------ Provided information

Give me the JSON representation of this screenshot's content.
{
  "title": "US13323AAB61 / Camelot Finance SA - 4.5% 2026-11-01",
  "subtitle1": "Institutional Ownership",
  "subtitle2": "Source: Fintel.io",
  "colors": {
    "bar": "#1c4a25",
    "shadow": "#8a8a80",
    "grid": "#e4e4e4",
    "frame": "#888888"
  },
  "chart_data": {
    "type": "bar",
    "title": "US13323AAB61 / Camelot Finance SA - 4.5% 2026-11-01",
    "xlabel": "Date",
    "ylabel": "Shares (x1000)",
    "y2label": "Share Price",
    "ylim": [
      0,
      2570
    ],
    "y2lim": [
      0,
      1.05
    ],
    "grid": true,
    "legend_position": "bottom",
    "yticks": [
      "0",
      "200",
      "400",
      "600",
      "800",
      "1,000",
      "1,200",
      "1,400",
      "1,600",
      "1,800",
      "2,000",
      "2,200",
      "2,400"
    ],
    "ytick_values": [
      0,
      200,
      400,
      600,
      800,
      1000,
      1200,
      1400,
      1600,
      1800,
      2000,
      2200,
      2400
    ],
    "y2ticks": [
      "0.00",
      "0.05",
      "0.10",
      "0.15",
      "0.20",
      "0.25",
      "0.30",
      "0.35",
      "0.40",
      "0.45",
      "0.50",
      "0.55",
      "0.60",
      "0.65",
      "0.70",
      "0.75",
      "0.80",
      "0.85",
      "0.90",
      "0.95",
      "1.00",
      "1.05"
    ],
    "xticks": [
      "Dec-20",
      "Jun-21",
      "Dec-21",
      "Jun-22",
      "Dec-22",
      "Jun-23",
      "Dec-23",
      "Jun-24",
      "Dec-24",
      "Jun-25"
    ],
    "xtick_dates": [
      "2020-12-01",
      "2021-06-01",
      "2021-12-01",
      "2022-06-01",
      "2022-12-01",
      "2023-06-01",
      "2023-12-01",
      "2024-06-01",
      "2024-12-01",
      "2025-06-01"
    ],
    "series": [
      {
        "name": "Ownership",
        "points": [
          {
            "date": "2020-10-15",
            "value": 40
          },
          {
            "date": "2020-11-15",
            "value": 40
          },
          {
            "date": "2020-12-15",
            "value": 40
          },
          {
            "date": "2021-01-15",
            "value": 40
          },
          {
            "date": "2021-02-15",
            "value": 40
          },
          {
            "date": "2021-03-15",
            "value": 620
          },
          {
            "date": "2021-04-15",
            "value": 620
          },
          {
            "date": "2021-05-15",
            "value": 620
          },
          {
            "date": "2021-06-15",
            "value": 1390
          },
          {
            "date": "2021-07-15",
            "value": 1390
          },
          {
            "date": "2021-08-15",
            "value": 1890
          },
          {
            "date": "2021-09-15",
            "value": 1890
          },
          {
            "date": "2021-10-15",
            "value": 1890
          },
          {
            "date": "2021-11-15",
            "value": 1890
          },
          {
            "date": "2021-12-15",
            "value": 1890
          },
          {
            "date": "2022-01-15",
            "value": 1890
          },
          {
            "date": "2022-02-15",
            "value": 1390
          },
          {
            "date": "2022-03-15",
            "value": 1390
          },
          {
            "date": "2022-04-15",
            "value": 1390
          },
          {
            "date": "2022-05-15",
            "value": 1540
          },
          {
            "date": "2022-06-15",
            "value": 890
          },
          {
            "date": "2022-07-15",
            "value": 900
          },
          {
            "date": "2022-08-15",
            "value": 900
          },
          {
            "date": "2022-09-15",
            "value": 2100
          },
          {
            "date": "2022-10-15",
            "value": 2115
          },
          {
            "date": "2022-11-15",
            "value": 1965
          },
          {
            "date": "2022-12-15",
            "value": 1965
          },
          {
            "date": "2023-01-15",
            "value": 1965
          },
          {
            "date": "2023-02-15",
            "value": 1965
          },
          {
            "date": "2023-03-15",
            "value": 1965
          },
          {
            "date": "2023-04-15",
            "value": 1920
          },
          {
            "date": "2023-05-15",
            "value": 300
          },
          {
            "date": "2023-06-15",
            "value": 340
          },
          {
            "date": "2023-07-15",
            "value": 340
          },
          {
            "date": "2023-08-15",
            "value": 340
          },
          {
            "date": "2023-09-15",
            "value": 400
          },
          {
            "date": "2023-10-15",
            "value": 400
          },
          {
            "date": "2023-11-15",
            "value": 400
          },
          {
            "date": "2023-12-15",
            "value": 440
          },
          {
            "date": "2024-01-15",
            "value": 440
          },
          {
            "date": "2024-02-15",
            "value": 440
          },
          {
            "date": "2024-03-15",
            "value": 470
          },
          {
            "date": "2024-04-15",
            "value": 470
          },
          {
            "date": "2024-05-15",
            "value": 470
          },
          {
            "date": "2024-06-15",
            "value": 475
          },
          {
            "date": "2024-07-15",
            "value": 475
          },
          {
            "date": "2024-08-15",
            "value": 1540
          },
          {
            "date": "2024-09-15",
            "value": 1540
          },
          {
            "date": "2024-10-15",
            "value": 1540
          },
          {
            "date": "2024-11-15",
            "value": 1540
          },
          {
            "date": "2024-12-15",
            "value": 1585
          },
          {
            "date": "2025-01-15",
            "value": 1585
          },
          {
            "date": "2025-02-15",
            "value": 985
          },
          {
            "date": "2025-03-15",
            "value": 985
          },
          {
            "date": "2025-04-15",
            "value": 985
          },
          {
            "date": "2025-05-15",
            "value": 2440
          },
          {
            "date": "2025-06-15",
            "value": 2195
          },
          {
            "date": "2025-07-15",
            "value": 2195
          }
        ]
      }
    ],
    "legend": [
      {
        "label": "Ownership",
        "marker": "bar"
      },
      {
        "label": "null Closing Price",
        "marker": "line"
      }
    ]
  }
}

------------

Problem » Return each entry from above without altering a single character.

In response »
Give me the JSON representation of this screenshot's content.
{
  "title": "US13323AAB61 / Camelot Finance SA - 4.5% 2026-11-01",
  "subtitle1": "Institutional Ownership",
  "subtitle2": "Source: Fintel.io",
  "colors": {
    "bar": "#1c4a25",
    "shadow": "#8a8a80",
    "grid": "#e4e4e4",
    "frame": "#888888"
  },
  "chart_data": {
    "type": "bar",
    "title": "US13323AAB61 / Camelot Finance SA - 4.5% 2026-11-01",
    "xlabel": "Date",
    "ylabel": "Shares (x1000)",
    "y2label": "Share Price",
    "ylim": [
      0,
      2570
    ],
    "y2lim": [
      0,
      1.05
    ],
    "grid": true,
    "legend_position": "bottom",
    "yticks": [
      "0",
      "200",
      "400",
      "600",
      "800",
      "1,000",
      "1,200",
      "1,400",
      "1,600",
      "1,800",
      "2,000",
      "2,200",
      "2,400"
    ],
    "ytick_values": [
      0,
      200,
      400,
      600,
      800,
      1000,
      1200,
      1400,
      1600,
      1800,
      2000,
      2200,
      2400
    ],
    "y2ticks": [
      "0.00",
      "0.05",
      "0.10",
      "0.15",
      "0.20",
      "0.25",
      "0.30",
      "0.35",
      "0.40",
      "0.45",
      "0.50",
      "0.55",
      "0.60",
      "0.65",
      "0.70",
      "0.75",
      "0.80",
      "0.85",
      "0.90",
      "0.95",
      "1.00",
      "1.05"
    ],
    "xticks": [
      "Dec-20",
      "Jun-21",
      "Dec-21",
      "Jun-22",
      "Dec-22",
      "Jun-23",
      "Dec-23",
      "Jun-24",
      "Dec-24",
      "Jun-25"
    ],
    "xtick_dates": [
      "2020-12-01",
      "2021-06-01",
      "2021-12-01",
      "2022-06-01",
      "2022-12-01",
      "2023-06-01",
      "2023-12-01",
      "2024-06-01",
      "2024-12-01",
      "2025-06-01"
    ],
    "series": [
      {
        "name": "Ownership",
        "points": [
          {
            "date": "2020-10-15",
            "value": 40
          },
          {
            "date": "2020-11-15",
            "value": 40
          },
          {
            "date": "2020-12-15",
            "value": 40
          },
          {
            "date": "2021-01-15",
            "value": 40
          },
          {
            "date": "2021-02-15",
            "value": 40
          },
          {
            "date": "2021-03-15",
            "value": 620
          },
          {
            "date": "2021-04-15",
            "value": 620
          },
          {
            "date": "2021-05-15",
            "value": 620
          },
          {
            "date": "2021-06-15",
            "value": 1390
          },
          {
            "date": "2021-07-15",
            "value": 1390
          },
          {
            "date": "2021-08-15",
            "value": 1890
          },
          {
            "date": "2021-09-15",
            "value": 1890
          },
          {
            "date": "2021-10-15",
            "value": 1890
          },
          {
            "date": "2021-11-15",
            "value": 1890
          },
          {
            "date": "2021-12-15",
            "value": 1890
          },
          {
            "date": "2022-01-15",
            "value": 1890
          },
          {
            "date": "2022-02-15",
            "value": 1390
          },
          {
            "date": "2022-03-15",
            "value": 1390
          },
          {
            "date": "2022-04-15",
            "value": 1390
          },
          {
            "date": "2022-05-15",
            "value": 1540
          },
          {
            "date": "2022-06-15",
            "value": 890
          },
          {
            "date": "2022-07-15",
            "value": 900
          },
          {
            "date": "2022-08-15",
            "value": 900
          },
          {
            "date": "2022-09-15",
            "value": 2100
          },
          {
            "date": "2022-10-15",
            "value": 2115
          },
          {
            "date": "2022-11-15",
            "value": 1965
          },
          {
            "date": "2022-12-15",
            "value": 1965
          },
          {
            "date": "2023-01-15",
            "value": 1965
          },
          {
            "date": "2023-02-15",
            "value": 1965
          },
          {
            "date": "2023-03-15",
            "value": 1965
          },
          {
            "date": "2023-04-15",
            "value": 1920
          },
          {
            "date": "2023-05-15",
            "value": 300
          },
          {
            "date": "2023-06-15",
            "value": 340
          },
          {
            "date": "2023-07-15",
            "value": 340
          },
          {
            "date": "2023-08-15",
            "value": 340
          },
          {
            "date": "2023-09-15",
            "value": 400
          },
          {
            "date": "2023-10-15",
            "value": 400
          },
          {
            "date": "2023-11-15",
            "value": 400
          },
          {
            "date": "2023-12-15",
            "value": 440
          },
          {
            "date": "2024-01-15",
            "value": 440
          },
          {
            "date": "2024-02-15",
            "value": 440
          },
          {
            "date": "2024-03-15",
            "value": 470
          },
          {
            "date": "2024-04-15",
            "value": 470
          },
          {
            "date": "2024-05-15",
            "value": 470
          },
          {
            "date": "2024-06-15",
            "value": 475
          },
          {
            "date": "2024-07-15",
            "value": 475
          },
          {
            "date": "2024-08-15",
            "value": 1540
          },
          {
            "date": "2024-09-15",
            "value": 1540
          },
          {
            "date": "2024-10-15",
            "value": 1540
          },
          {
            "date": "2024-11-15",
            "value": 1540
          },
          {
            "date": "2024-12-15",
            "value": 1585
          },
          {
            "date": "2025-01-15",
            "value": 1585
          },
          {
            "date": "2025-02-15",
            "value": 985
          },
          {
            "date": "2025-03-15",
            "value": 985
          },
          {
            "date": "2025-04-15",
            "value": 985
          },
          {
            "date": "2025-05-15",
            "value": 2440
          },
          {
            "date": "2025-06-15",
            "value": 2195
          },
          {
            "date": "2025-07-15",
            "value": 2195
          }
        ]
      }
    ],
    "legend": [
      {
        "label": "Ownership",
        "marker": "bar"
      },
      {
        "label": "null Closing Price",
        "marker": "line"
      }
    ]
  }
}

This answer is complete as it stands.